■ EXERCICE PROPOSÉ 1 ■
Relevez dans les enregistrements toutes les lignes qui contiennent le mot « chart » et recopiez-les.

■ EXTRAIT DU DOCUMENT ■
Saisi du projet de loi pour la restauration et la conservation de la cathédrale Notre-Dame de Paris, en nouvelle lecture, ce 10 juillet, le Sénat n’a pas pour autant baissé la garde malgré les renoncements "surprises" à l’Assemblée sur le champ de l’habilitation à déroger aux règles de droit commun.

Les inflexions inattendues apportées au projet de loi pour la restauration et la conservation de la cathédrale Notre-Dame de Paris par l’Assemblée nationale, en nouvelle lecture - en particulier sur l'habilitation à légiférer par ordonnances des articles 8 et 9 -, après l’échec de la commission mixte paritaire, n’auront pas eu raison de l’opposition du Sénat. C’est donc une version modifiée du texte que les sénateurs ont voté à main levée ce 10 juillet. 

Satisfaction partielle

Depuis la première lecture, la chambre haute, à majorité de droite, déplore "une loi d’exception" prise dans la précipitation. Une appréciation bien ancrée et non remise en cause par la "tardive" volte-face de l’exécutif. Contre toute attente, le gouvernement a en effet proposé, lors de la discussion en séance devant l’Assemblée, le 3 juillet dernier, une nouvelle rédaction davantage en phase avec les critiques formulées par le Sénat. Tout d’abord, en inscrivant à l’article 8 le principe même de la création d’un nouvel établissement public à caractère administratif, sous tutelle du ministère de la Culture, dédié à la maîtrise d'ouvrage de la restauration de la cathédrale et à l’aménagement de son environnement immédiat (parvis, jardin Jean XXIII, promenade Sud), supprimant ainsi l’habilitation à légiférer par ordonnance.

■ DONNÉES FOURNIES ■

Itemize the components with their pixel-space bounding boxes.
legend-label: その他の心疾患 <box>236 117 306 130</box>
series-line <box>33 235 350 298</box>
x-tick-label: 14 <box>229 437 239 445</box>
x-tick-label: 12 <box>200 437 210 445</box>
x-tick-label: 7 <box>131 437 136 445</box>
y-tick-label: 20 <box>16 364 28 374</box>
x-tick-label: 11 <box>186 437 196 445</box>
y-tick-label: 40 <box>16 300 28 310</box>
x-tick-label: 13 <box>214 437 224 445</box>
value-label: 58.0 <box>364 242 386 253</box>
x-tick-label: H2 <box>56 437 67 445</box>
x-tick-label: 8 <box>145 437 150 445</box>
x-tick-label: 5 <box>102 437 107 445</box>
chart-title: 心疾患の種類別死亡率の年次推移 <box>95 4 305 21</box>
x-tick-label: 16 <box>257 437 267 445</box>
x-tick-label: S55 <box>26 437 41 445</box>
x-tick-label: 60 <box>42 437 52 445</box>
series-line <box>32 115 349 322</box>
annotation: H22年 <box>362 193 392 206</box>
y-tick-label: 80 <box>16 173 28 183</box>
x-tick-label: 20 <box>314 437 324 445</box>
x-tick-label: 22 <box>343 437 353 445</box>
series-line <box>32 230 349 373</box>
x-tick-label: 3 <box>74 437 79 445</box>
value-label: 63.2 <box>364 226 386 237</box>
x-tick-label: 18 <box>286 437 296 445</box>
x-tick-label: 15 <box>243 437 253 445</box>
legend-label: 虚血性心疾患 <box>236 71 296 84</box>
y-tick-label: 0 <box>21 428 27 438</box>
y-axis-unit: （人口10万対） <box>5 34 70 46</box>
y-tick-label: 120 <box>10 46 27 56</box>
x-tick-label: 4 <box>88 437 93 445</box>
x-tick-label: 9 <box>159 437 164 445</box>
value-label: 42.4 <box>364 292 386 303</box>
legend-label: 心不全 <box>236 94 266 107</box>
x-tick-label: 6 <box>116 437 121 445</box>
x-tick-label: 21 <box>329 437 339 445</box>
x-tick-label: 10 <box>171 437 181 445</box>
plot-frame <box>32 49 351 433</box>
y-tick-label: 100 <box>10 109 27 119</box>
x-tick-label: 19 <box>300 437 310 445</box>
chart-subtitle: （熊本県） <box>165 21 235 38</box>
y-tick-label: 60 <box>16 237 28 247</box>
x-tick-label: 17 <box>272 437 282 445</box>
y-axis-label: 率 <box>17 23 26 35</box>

■ EXERCICE PROPOSÉ 2 ■
Répondez à ces questions sur l'extrait consacré à la loi pour Notre-Dame de Paris :
(a) Quel jour le Sénat a-t-il voté la version modifiée du texte ?
(b) À quelle date le gouvernement a-t-il proposé une nouvelle rédaction lors de la discussion en séance devant l'Assemblée ?
(c) Sous la tutelle de quel ministère serait placé le nouvel établissement public prévu à l'article 8 ?

■ RÉPONSE ATTENDUE 1 ■
chart-title: 心疾患の種類別死亡率の年次推移 <box>95 4 305 21</box>
chart-subtitle: （熊本県） <box>165 21 235 38</box>

■ RÉPONSE ATTENDUE 2 ■
(a) Le 10 juillet.
(b) Le 3 juillet.
(c) Le ministère de la Culture.